> [Work required] Find each line containing the string "name" and return it.

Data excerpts

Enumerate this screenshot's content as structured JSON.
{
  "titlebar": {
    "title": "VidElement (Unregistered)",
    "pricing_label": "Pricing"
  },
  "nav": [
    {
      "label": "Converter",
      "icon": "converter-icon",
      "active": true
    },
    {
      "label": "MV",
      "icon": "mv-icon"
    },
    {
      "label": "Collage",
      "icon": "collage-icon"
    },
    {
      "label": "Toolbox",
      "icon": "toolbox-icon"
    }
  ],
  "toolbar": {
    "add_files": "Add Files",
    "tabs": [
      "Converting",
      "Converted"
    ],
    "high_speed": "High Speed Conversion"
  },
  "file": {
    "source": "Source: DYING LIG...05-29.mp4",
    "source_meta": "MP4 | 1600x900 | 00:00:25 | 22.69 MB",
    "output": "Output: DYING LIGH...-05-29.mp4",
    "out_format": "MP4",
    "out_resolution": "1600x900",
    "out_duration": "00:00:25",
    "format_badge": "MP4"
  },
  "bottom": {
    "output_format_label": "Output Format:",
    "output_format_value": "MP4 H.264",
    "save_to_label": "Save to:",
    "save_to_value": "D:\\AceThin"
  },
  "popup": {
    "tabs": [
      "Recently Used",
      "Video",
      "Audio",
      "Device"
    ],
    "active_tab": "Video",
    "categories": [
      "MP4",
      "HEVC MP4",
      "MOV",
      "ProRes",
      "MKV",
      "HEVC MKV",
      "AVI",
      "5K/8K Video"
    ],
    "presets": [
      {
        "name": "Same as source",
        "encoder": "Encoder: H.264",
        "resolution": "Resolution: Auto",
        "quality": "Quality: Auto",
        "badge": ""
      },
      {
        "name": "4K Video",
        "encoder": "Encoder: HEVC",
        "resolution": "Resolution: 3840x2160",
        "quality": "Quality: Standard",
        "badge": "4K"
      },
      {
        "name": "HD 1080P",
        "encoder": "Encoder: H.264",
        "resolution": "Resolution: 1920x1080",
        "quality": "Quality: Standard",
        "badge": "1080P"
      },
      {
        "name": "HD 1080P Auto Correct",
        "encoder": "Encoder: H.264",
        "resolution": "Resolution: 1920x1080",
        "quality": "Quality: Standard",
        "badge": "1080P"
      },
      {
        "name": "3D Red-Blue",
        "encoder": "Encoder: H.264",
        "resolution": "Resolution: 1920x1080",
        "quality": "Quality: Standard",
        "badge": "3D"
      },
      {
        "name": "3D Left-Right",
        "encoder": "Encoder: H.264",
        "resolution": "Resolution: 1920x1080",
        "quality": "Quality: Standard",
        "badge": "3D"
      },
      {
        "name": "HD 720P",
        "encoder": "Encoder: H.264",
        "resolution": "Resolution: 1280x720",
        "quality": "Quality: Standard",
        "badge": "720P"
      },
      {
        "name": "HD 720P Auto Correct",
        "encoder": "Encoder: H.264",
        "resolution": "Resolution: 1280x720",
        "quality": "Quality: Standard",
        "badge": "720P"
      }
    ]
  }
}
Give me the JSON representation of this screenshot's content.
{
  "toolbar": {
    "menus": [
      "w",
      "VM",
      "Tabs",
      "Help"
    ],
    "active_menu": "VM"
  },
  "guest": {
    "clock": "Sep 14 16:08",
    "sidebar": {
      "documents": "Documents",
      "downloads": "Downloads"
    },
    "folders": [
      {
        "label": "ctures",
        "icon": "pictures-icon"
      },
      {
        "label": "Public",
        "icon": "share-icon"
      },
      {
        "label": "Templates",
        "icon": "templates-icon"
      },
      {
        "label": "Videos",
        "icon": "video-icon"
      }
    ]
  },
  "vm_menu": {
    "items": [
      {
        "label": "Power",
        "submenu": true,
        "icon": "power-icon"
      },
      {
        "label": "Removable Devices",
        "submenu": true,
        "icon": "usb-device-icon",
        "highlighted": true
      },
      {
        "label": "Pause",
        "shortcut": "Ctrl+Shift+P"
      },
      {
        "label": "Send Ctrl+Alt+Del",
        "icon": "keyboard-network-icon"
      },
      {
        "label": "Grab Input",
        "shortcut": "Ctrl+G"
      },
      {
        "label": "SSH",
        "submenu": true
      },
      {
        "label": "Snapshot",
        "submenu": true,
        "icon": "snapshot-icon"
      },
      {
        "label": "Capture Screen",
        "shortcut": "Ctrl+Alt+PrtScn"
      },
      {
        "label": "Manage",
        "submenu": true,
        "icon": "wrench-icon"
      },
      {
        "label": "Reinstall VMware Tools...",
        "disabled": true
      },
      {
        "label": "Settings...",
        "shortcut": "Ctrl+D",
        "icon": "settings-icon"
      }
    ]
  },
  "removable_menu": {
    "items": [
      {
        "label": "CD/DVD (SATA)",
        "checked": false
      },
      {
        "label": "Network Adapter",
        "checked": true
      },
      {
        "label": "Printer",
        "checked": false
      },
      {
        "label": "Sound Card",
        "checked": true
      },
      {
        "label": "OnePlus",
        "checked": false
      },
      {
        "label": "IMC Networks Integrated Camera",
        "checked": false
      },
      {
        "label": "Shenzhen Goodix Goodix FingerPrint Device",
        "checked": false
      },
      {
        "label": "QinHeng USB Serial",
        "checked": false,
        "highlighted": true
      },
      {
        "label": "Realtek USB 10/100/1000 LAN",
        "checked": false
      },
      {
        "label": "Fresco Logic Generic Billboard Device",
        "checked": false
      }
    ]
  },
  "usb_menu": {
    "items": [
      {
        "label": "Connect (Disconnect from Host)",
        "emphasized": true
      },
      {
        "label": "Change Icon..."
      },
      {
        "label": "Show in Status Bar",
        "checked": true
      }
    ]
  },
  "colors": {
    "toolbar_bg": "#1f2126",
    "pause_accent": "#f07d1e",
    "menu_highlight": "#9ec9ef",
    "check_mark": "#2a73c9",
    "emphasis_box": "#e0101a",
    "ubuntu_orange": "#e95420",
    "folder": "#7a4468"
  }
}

> [Finished answer]
        "name": "Same as source",
        "name": "4K Video",
        "name": "HD 1080P",
        "name": "HD 1080P Auto Correct",
        "name": "3D Red-Blue",
        "name": "3D Left-Right",
        "name": "HD 720P",
        "name": "HD 720P Auto Correct",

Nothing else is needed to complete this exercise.